Your task = Whenever a line in this data holds the word "habits", report that line in full.

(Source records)
........

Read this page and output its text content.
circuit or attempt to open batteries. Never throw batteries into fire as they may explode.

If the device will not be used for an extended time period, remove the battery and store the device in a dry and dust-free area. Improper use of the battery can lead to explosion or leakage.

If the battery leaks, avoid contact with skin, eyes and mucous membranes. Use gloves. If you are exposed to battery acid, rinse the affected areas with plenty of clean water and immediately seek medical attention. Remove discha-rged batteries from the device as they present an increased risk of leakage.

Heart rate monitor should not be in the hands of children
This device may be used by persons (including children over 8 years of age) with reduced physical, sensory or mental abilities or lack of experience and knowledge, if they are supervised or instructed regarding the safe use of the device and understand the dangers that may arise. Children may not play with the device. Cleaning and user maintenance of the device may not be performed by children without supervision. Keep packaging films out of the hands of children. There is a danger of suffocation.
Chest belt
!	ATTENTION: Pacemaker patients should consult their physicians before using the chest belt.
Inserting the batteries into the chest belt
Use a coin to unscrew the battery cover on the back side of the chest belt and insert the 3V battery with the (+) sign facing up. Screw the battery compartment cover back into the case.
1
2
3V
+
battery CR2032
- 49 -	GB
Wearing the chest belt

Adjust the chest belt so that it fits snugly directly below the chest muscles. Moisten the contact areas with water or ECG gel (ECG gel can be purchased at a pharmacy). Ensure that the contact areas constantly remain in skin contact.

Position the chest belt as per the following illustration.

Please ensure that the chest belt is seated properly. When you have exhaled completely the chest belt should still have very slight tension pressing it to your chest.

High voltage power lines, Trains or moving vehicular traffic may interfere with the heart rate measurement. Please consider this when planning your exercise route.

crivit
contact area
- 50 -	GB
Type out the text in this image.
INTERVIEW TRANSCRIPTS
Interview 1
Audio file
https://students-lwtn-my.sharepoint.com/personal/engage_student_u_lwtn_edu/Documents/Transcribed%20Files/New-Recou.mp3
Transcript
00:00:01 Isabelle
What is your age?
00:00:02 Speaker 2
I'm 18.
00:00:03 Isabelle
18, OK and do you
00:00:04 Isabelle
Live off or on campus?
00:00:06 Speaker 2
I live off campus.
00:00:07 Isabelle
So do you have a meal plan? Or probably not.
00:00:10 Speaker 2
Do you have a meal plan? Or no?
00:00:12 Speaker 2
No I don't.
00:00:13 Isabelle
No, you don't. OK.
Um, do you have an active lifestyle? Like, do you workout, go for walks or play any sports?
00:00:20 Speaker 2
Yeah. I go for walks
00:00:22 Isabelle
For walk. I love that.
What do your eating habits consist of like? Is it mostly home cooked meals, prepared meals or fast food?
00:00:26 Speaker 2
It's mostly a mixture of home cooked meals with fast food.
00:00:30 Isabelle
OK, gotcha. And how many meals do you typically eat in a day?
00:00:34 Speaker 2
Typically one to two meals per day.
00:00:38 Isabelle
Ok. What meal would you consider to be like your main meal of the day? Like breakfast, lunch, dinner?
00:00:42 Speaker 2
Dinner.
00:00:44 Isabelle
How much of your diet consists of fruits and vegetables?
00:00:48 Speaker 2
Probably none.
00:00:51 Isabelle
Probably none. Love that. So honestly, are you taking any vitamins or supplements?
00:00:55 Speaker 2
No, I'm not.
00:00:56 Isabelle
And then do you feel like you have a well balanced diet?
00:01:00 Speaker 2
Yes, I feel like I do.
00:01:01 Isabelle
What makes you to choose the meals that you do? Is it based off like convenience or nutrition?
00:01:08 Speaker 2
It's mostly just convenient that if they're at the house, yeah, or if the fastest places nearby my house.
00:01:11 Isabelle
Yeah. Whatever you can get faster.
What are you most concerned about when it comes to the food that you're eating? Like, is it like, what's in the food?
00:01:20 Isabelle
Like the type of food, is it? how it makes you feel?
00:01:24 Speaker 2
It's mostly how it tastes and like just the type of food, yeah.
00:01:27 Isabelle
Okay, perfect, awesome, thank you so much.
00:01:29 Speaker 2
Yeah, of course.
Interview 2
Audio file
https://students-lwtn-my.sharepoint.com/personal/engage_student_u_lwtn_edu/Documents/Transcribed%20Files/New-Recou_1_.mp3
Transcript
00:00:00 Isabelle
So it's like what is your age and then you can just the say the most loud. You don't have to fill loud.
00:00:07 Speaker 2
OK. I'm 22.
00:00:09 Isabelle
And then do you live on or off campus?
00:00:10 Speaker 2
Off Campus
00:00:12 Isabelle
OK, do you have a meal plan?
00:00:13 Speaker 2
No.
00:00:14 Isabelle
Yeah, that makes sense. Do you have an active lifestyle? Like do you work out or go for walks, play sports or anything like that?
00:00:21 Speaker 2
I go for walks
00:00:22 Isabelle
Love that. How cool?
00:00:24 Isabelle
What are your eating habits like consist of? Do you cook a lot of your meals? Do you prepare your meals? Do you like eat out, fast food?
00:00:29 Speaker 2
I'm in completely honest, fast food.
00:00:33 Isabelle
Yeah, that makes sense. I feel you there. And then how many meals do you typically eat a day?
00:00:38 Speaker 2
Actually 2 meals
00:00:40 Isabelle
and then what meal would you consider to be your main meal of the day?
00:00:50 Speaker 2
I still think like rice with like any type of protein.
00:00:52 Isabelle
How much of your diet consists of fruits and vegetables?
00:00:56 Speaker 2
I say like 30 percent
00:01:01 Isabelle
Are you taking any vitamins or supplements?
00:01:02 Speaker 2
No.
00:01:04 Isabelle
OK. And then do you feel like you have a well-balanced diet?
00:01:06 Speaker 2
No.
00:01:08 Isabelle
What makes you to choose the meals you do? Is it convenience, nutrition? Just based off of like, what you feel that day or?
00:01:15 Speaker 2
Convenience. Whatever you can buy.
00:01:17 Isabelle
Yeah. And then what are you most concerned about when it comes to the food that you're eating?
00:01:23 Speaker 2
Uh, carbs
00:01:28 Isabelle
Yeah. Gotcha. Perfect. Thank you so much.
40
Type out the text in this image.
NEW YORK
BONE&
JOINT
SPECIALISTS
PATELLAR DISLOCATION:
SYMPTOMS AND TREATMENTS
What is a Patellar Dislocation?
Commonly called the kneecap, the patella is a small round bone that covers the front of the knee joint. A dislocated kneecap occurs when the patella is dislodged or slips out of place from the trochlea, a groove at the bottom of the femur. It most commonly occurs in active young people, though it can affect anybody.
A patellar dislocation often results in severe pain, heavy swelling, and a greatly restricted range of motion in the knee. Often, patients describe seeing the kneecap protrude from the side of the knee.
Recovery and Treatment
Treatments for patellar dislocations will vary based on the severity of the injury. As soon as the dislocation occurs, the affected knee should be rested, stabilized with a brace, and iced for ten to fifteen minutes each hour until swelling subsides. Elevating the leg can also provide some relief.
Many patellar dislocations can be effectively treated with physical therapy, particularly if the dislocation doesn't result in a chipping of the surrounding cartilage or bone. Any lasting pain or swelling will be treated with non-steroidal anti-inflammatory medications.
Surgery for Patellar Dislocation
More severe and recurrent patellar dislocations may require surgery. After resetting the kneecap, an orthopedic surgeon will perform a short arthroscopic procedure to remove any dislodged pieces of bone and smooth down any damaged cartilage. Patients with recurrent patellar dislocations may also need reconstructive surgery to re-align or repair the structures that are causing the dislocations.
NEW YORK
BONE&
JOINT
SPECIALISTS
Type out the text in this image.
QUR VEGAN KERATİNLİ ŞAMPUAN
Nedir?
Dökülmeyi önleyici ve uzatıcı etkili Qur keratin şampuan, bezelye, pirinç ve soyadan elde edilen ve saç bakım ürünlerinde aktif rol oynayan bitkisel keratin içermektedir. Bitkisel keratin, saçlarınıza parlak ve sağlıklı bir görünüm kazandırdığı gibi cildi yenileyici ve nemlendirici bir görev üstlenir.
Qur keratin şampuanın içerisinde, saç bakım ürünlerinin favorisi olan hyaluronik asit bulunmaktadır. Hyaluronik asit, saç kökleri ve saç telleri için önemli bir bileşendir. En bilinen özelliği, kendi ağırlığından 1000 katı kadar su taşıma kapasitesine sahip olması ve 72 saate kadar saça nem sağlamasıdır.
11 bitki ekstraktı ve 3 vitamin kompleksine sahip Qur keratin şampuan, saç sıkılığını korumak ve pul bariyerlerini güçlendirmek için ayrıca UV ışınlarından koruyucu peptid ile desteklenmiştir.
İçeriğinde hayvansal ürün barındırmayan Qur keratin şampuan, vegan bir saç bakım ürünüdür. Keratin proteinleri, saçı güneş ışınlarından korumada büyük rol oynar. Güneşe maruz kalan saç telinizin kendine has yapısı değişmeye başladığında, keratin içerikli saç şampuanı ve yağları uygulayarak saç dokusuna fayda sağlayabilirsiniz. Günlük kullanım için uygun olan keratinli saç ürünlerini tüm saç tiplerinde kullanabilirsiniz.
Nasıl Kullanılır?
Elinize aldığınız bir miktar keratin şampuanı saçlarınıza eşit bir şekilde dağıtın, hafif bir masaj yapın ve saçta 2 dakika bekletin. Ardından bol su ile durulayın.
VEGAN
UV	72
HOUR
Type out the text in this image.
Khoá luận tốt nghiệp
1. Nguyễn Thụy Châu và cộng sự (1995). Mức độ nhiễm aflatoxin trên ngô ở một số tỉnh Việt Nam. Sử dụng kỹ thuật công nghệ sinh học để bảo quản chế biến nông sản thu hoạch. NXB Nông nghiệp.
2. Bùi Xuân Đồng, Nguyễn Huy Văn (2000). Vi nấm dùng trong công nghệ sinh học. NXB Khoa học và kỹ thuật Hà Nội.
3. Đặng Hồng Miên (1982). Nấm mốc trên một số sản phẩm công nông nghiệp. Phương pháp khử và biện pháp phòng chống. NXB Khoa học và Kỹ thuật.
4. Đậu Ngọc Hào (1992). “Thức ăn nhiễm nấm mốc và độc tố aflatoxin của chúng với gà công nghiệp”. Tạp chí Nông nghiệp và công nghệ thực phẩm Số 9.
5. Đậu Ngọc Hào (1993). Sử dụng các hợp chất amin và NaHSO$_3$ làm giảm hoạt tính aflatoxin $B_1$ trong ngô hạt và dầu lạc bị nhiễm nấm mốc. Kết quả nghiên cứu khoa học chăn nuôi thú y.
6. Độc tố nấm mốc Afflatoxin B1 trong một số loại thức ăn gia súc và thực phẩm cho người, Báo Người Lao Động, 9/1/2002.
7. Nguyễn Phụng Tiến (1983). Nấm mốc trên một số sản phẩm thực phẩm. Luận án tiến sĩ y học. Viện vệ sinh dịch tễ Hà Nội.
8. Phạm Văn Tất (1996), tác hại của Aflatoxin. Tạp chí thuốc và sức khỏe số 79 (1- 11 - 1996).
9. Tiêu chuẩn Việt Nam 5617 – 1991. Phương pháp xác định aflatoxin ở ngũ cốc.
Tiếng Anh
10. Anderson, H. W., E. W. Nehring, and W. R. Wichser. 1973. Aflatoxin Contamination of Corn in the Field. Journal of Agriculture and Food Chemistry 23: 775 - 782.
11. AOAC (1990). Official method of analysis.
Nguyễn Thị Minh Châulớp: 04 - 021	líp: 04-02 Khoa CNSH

........

Output of the task =
What do your eating habits consist of like? Is it mostly home cooked meals, prepared meals or fast food?
What are your eating habits like consist of? Do you cook a lot of your meals? Do you prepare your meals? Do you like eat out, fast food?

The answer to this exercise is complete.